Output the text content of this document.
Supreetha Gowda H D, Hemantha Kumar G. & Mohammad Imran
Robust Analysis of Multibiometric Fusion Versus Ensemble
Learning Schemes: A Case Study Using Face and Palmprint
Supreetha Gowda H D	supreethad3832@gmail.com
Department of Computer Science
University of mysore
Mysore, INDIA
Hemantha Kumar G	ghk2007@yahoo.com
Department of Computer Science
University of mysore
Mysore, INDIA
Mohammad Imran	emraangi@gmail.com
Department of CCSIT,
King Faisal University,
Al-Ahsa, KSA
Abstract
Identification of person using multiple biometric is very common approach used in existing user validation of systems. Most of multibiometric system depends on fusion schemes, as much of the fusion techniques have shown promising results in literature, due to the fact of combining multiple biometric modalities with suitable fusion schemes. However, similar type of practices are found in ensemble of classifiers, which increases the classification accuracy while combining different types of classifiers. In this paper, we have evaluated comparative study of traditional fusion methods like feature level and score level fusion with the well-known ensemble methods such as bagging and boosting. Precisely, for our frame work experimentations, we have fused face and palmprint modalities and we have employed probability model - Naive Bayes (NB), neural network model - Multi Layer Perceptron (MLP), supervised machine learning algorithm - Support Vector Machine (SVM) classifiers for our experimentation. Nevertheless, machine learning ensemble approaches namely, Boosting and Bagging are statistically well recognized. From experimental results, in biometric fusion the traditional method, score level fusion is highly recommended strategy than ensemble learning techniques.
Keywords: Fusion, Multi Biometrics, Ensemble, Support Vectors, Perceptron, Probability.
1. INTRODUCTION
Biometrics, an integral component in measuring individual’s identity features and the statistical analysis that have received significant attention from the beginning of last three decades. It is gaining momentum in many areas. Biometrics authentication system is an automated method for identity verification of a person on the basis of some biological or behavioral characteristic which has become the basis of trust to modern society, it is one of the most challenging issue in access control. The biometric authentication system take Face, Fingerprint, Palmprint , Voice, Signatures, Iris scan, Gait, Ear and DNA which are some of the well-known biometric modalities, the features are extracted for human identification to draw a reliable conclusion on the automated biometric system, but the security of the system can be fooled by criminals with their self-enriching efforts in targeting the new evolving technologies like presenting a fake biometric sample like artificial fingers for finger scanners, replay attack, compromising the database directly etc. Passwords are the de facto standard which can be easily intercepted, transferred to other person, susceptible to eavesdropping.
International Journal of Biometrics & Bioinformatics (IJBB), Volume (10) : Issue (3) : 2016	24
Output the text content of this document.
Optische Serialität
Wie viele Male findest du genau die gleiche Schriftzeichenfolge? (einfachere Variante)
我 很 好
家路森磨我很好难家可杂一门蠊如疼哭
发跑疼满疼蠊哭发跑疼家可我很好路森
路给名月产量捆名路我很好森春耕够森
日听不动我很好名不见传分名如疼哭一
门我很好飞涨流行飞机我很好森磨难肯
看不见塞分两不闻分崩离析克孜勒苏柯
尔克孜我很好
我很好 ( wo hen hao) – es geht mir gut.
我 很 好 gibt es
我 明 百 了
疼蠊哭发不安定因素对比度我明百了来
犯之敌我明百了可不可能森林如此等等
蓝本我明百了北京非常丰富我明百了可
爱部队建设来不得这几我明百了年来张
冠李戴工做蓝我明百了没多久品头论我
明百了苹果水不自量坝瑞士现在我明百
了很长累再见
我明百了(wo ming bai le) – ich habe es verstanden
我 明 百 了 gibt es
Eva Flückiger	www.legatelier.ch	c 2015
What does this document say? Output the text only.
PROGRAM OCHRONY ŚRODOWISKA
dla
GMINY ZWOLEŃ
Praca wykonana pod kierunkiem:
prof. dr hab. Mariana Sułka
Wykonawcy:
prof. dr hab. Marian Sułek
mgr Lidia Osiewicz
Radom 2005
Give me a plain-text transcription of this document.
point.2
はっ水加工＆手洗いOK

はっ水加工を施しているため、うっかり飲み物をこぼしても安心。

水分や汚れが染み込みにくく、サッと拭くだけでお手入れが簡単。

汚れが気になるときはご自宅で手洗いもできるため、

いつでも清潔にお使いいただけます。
--- --- ---
_AIM_
Recite the full listing above exactly.

_TASK SOLUTION_
Output the text content of this document.
Supreetha Gowda H D, Hemantha Kumar G. & Mohammad Imran
Robust Analysis of Multibiometric Fusion Versus Ensemble
Learning Schemes: A Case Study Using Face and Palmprint
Supreetha Gowda H D	supreethad3832@gmail.com
Department of Computer Science
University of mysore
Mysore, INDIA
Hemantha Kumar G	ghk2007@yahoo.com
Department of Computer Science
University of mysore
Mysore, INDIA
Mohammad Imran	emraangi@gmail.com
Department of CCSIT,
King Faisal University,
Al-Ahsa, KSA
Abstract
Identification of person using multiple biometric is very common approach used in existing user validation of systems. Most of multibiometric system depends on fusion schemes, as much of the fusion techniques have shown promising results in literature, due to the fact of combining multiple biometric modalities with suitable fusion schemes. However, similar type of practices are found in ensemble of classifiers, which increases the classification accuracy while combining different types of classifiers. In this paper, we have evaluated comparative study of traditional fusion methods like feature level and score level fusion with the well-known ensemble methods such as bagging and boosting. Precisely, for our frame work experimentations, we have fused face and palmprint modalities and we have employed probability model - Naive Bayes (NB), neural network model - Multi Layer Perceptron (MLP), supervised machine learning algorithm - Support Vector Machine (SVM) classifiers for our experimentation. Nevertheless, machine learning ensemble approaches namely, Boosting and Bagging are statistically well recognized. From experimental results, in biometric fusion the traditional method, score level fusion is highly recommended strategy than ensemble learning techniques.
Keywords: Fusion, Multi Biometrics, Ensemble, Support Vectors, Perceptron, Probability.
1. INTRODUCTION
Biometrics, an integral component in measuring individual’s identity features and the statistical analysis that have received significant attention from the beginning of last three decades. It is gaining momentum in many areas. Biometrics authentication system is an automated method for identity verification of a person on the basis of some biological or behavioral characteristic which has become the basis of trust to modern society, it is one of the most challenging issue in access control. The biometric authentication system take Face, Fingerprint, Palmprint , Voice, Signatures, Iris scan, Gait, Ear and DNA which are some of the well-known biometric modalities, the features are extracted for human identification to draw a reliable conclusion on the automated biometric system, but the security of the system can be fooled by criminals with their self-enriching efforts in targeting the new evolving technologies like presenting a fake biometric sample like artificial fingers for finger scanners, replay attack, compromising the database directly etc. Passwords are the de facto standard which can be easily intercepted, transferred to other person, susceptible to eavesdropping.
International Journal of Biometrics & Bioinformatics (IJBB), Volume (10) : Issue (3) : 2016	24
Output the text content of this document.
Optische Serialität
Wie viele Male findest du genau die gleiche Schriftzeichenfolge? (einfachere Variante)
我 很 好
家路森磨我很好难家可杂一门蠊如疼哭
发跑疼满疼蠊哭发跑疼家可我很好路森
路给名月产量捆名路我很好森春耕够森
日听不动我很好名不见传分名如疼哭一
门我很好飞涨流行飞机我很好森磨难肯
看不见塞分两不闻分崩离析克孜勒苏柯
尔克孜我很好
我很好 ( wo hen hao) – es geht mir gut.
我 很 好 gibt es
我 明 百 了
疼蠊哭发不安定因素对比度我明百了来
犯之敌我明百了可不可能森林如此等等
蓝本我明百了北京非常丰富我明百了可
爱部队建设来不得这几我明百了年来张
冠李戴工做蓝我明百了没多久品头论我
明百了苹果水不自量坝瑞士现在我明百
了很长累再见
我明百了(wo ming bai le) – ich habe es verstanden
我 明 百 了 gibt es
Eva Flückiger	www.legatelier.ch	c 2015
What does this document say? Output the text only.
PROGRAM OCHRONY ŚRODOWISKA
dla
GMINY ZWOLEŃ
Praca wykonana pod kierunkiem:
prof. dr hab. Mariana Sułka
Wykonawcy:
prof. dr hab. Marian Sułek
mgr Lidia Osiewicz
Radom 2005
Give me a plain-text transcription of this document.
point.2
はっ水加工＆手洗いOK

はっ水加工を施しているため、うっかり飲み物をこぼしても安心。

水分や汚れが染み込みにくく、サッと拭くだけでお手入れが簡単。

汚れが気になるときはご自宅で手洗いもできるため、

いつでも清潔にお使いいただけます。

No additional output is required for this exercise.